- WHAT TO PRODUCE:
Set out every line bearing the string "that".

───── SUPPLIED MATERIAL

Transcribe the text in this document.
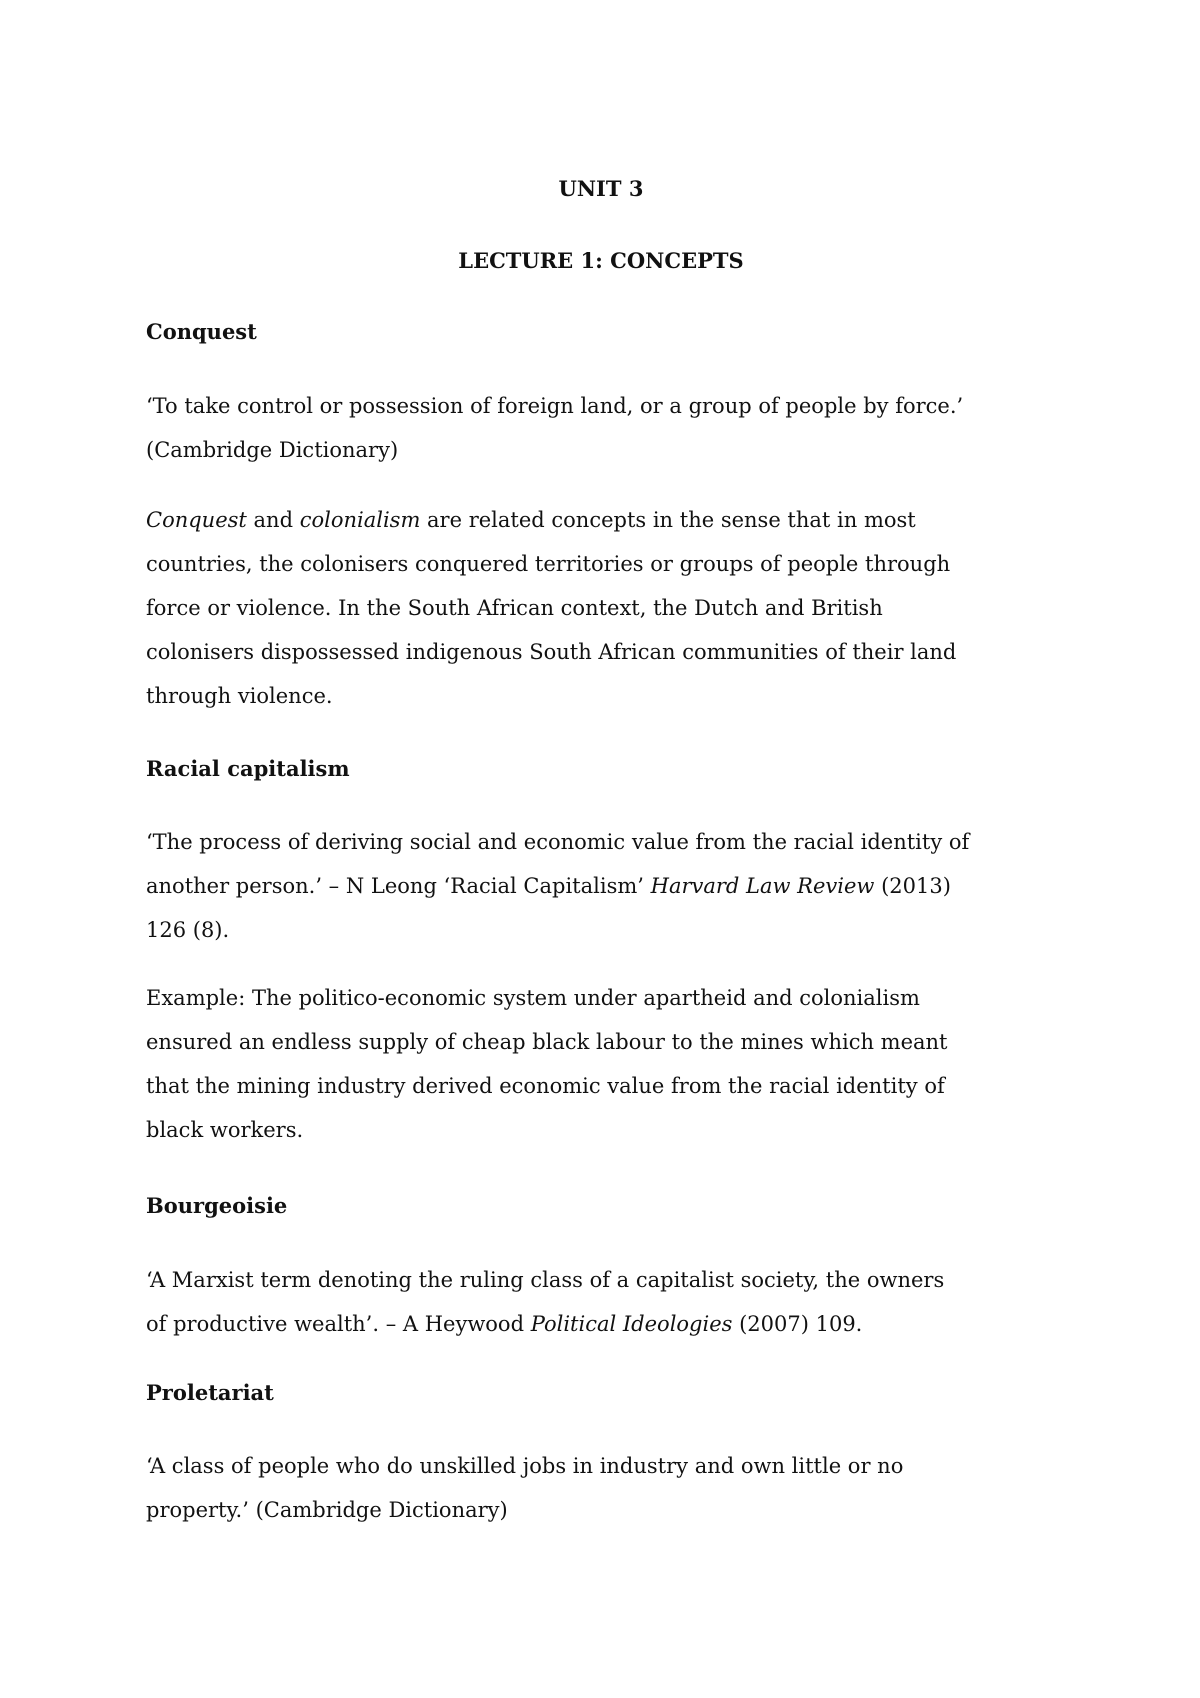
UNIT 3
LECTURE 1: CONCEPTS

Conquest

‘To take control or possession of foreign land, or a group of people by force.’
(Cambridge Dictionary)

Conquest and colonialism are related concepts in the sense that in most
countries, the colonisers conquered territories or groups of people through
force or violence. In the South African context, the Dutch and British
colonisers dispossessed indigenous South African communities of their land
through violence.

Racial capitalism

‘The process of deriving social and economic value from the racial identity of
another person.’ – N Leong ‘Racial Capitalism’ Harvard Law Review (2013)
126 (8).

Example: The politico-economic system under apartheid and colonialism
ensured an endless supply of cheap black labour to the mines which meant
that the mining industry derived economic value from the racial identity of
black workers.

Bourgeoisie

‘A Marxist term denoting the ruling class of a capitalist society, the owners
of productive wealth’. – A Heywood Political Ideologies (2007) 109.

Proletariat

‘A class of people who do unskilled jobs in industry and own little or no
property.’ (Cambridge Dictionary)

──────────

- FINISHED EXERCISE:
Conquest and colonialism are related concepts in the sense that in most
that the mining industry derived economic value from the racial identity of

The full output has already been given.